YOUR OBJECTIVE: Only the pictures are left out: repeat the rest of the entries exactly.

[Items listed in a dataset]
******************************
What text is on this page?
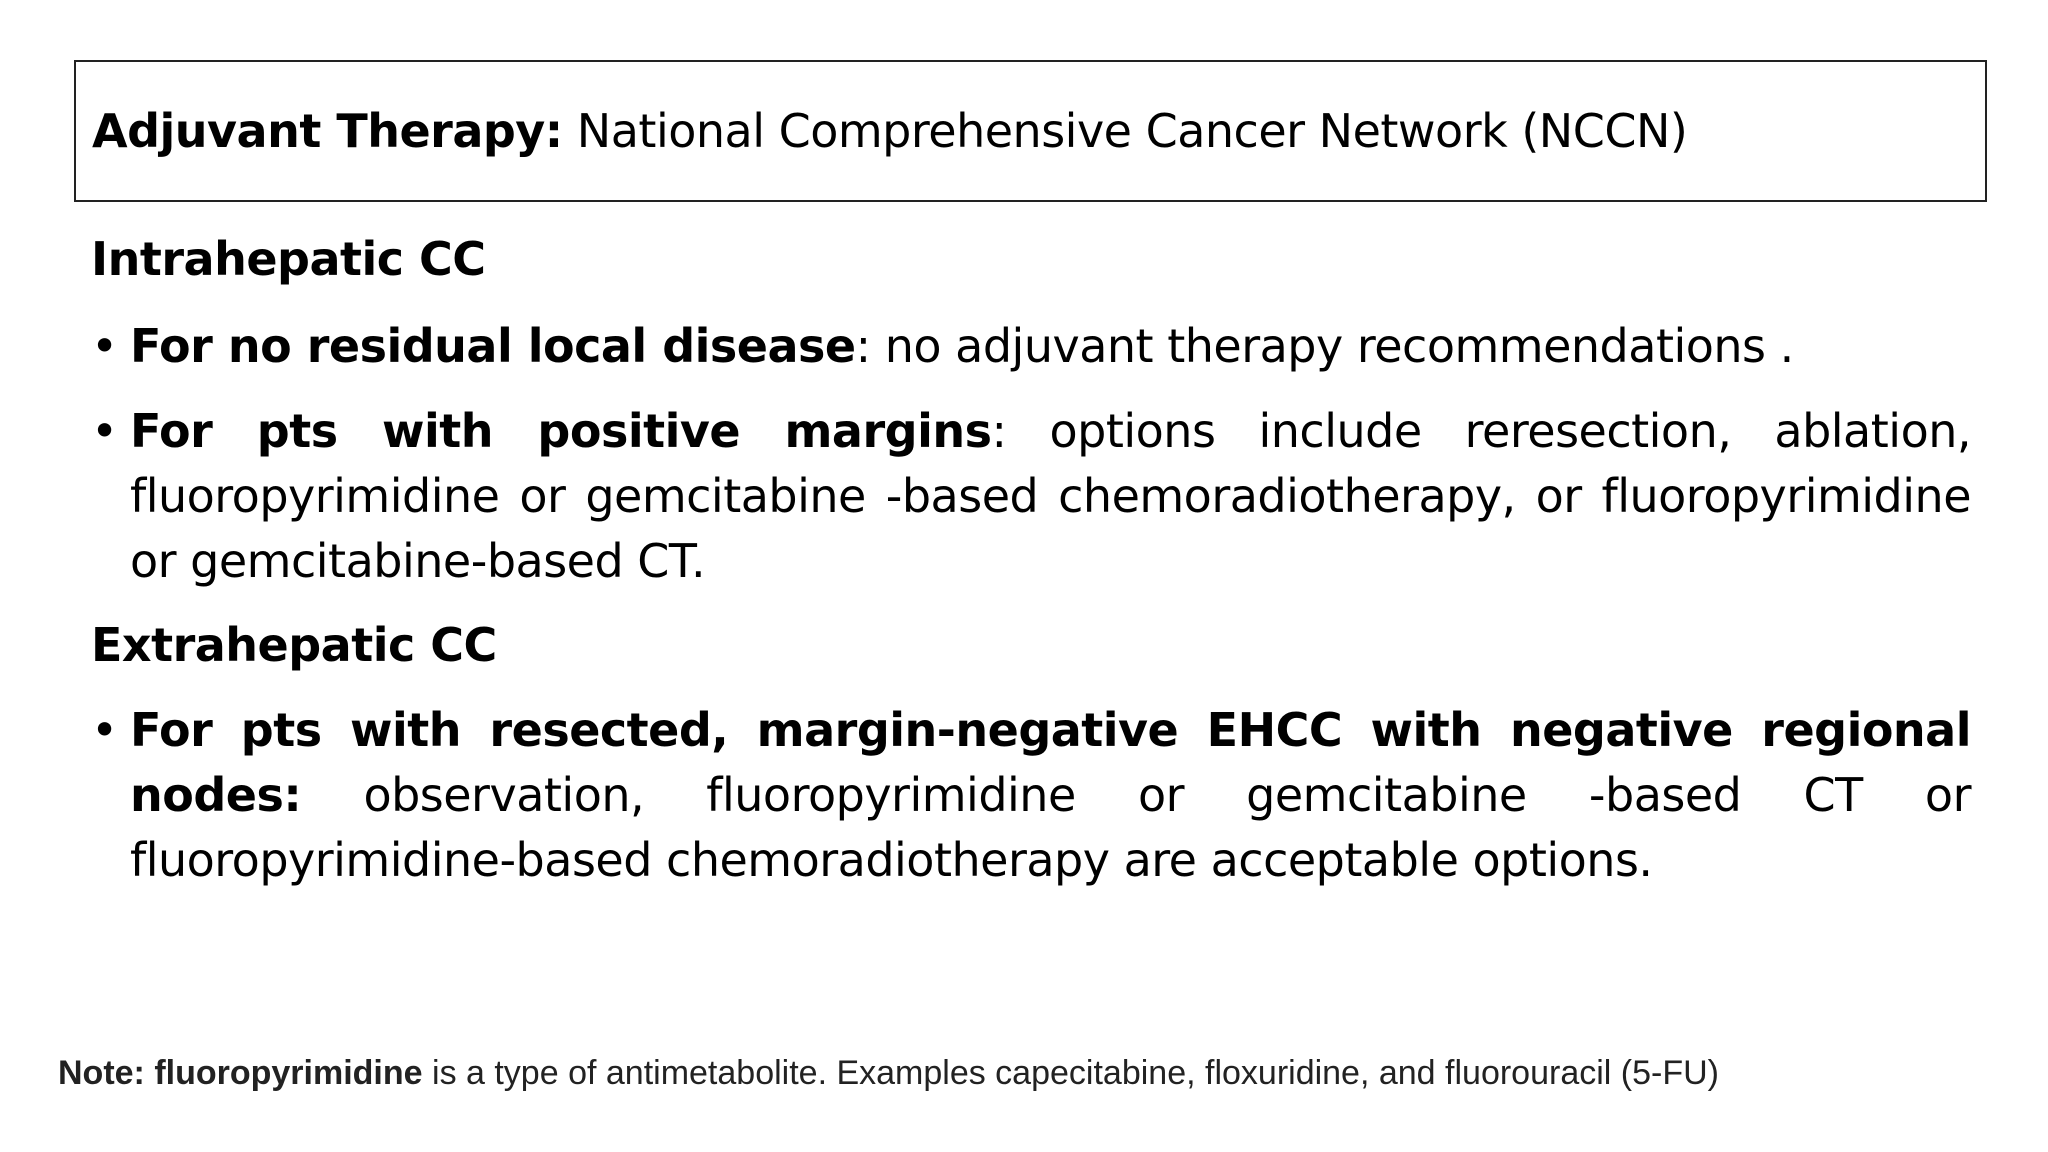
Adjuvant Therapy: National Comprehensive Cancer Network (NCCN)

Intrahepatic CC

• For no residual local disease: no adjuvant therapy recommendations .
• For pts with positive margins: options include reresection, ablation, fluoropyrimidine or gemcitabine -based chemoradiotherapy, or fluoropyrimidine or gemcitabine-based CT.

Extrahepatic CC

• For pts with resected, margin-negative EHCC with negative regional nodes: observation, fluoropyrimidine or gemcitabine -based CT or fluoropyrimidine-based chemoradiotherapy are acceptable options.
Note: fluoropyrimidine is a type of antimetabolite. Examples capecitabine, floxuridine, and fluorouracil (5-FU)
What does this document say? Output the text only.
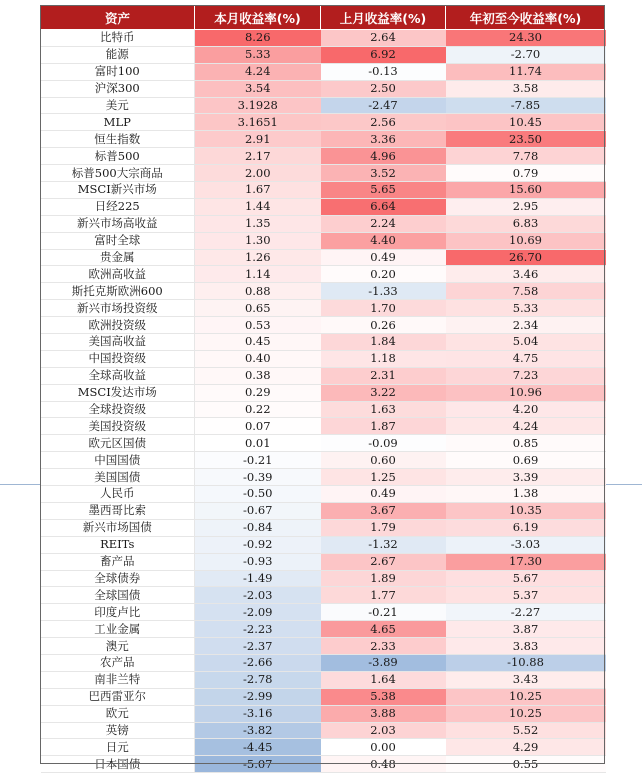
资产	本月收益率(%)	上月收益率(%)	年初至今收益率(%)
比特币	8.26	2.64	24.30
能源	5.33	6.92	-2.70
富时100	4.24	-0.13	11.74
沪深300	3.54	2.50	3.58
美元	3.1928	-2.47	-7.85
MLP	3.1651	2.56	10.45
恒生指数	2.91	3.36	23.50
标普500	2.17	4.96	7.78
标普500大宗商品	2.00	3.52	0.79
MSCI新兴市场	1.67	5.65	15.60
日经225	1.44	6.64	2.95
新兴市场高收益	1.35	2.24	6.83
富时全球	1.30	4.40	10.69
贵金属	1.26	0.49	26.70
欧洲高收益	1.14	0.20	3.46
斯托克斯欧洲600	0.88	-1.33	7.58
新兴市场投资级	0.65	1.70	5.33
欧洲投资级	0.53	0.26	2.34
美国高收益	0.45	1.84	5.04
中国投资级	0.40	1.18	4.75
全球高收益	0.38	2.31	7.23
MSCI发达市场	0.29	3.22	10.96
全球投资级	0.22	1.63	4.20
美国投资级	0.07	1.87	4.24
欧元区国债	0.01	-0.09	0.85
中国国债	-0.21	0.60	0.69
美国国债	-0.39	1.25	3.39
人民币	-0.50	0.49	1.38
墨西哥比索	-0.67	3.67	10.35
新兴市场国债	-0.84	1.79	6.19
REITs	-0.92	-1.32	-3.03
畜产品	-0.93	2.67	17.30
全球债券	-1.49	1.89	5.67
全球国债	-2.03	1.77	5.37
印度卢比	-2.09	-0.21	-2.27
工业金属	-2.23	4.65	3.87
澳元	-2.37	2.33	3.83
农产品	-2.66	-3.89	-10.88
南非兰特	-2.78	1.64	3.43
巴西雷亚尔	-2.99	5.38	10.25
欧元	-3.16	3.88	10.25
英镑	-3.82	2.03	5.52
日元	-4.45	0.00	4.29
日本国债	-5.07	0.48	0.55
******************************
FINISHED EXERCISE:
What text is on this page?
Adjuvant Therapy: National Comprehensive Cancer Network (NCCN)

Intrahepatic CC

• For no residual local disease: no adjuvant therapy recommendations .
• For pts with positive margins: options include reresection, ablation, fluoropyrimidine or gemcitabine -based chemoradiotherapy, or fluoropyrimidine or gemcitabine-based CT.

Extrahepatic CC

• For pts with resected, margin-negative EHCC with negative regional nodes: observation, fluoropyrimidine or gemcitabine -based CT or fluoropyrimidine-based chemoradiotherapy are acceptable options.
Note: fluoropyrimidine is a type of antimetabolite. Examples capecitabine, floxuridine, and fluorouracil (5-FU)
What does this document say? Output the text only.
资产	本月收益率(%)	上月收益率(%)	年初至今收益率(%)
比特币	8.26	2.64	24.30
能源	5.33	6.92	-2.70
富时100	4.24	-0.13	11.74
沪深300	3.54	2.50	3.58
美元	3.1928	-2.47	-7.85
MLP	3.1651	2.56	10.45
恒生指数	2.91	3.36	23.50
标普500	2.17	4.96	7.78
标普500大宗商品	2.00	3.52	0.79
MSCI新兴市场	1.67	5.65	15.60
日经225	1.44	6.64	2.95
新兴市场高收益	1.35	2.24	6.83
富时全球	1.30	4.40	10.69
贵金属	1.26	0.49	26.70
欧洲高收益	1.14	0.20	3.46
斯托克斯欧洲600	0.88	-1.33	7.58
新兴市场投资级	0.65	1.70	5.33
欧洲投资级	0.53	0.26	2.34
美国高收益	0.45	1.84	5.04
中国投资级	0.40	1.18	4.75
全球高收益	0.38	2.31	7.23
MSCI发达市场	0.29	3.22	10.96
全球投资级	0.22	1.63	4.20
美国投资级	0.07	1.87	4.24
欧元区国债	0.01	-0.09	0.85
中国国债	-0.21	0.60	0.69
美国国债	-0.39	1.25	3.39
人民币	-0.50	0.49	1.38
墨西哥比索	-0.67	3.67	10.35
新兴市场国债	-0.84	1.79	6.19
REITs	-0.92	-1.32	-3.03
畜产品	-0.93	2.67	17.30
全球债券	-1.49	1.89	5.67
全球国债	-2.03	1.77	5.37
印度卢比	-2.09	-0.21	-2.27
工业金属	-2.23	4.65	3.87
澳元	-2.37	2.33	3.83
农产品	-2.66	-3.89	-10.88
南非兰特	-2.78	1.64	3.43
巴西雷亚尔	-2.99	5.38	10.25
欧元	-3.16	3.88	10.25
英镑	-3.82	2.03	5.52
日元	-4.45	0.00	4.29
日本国债	-5.07	0.48	0.55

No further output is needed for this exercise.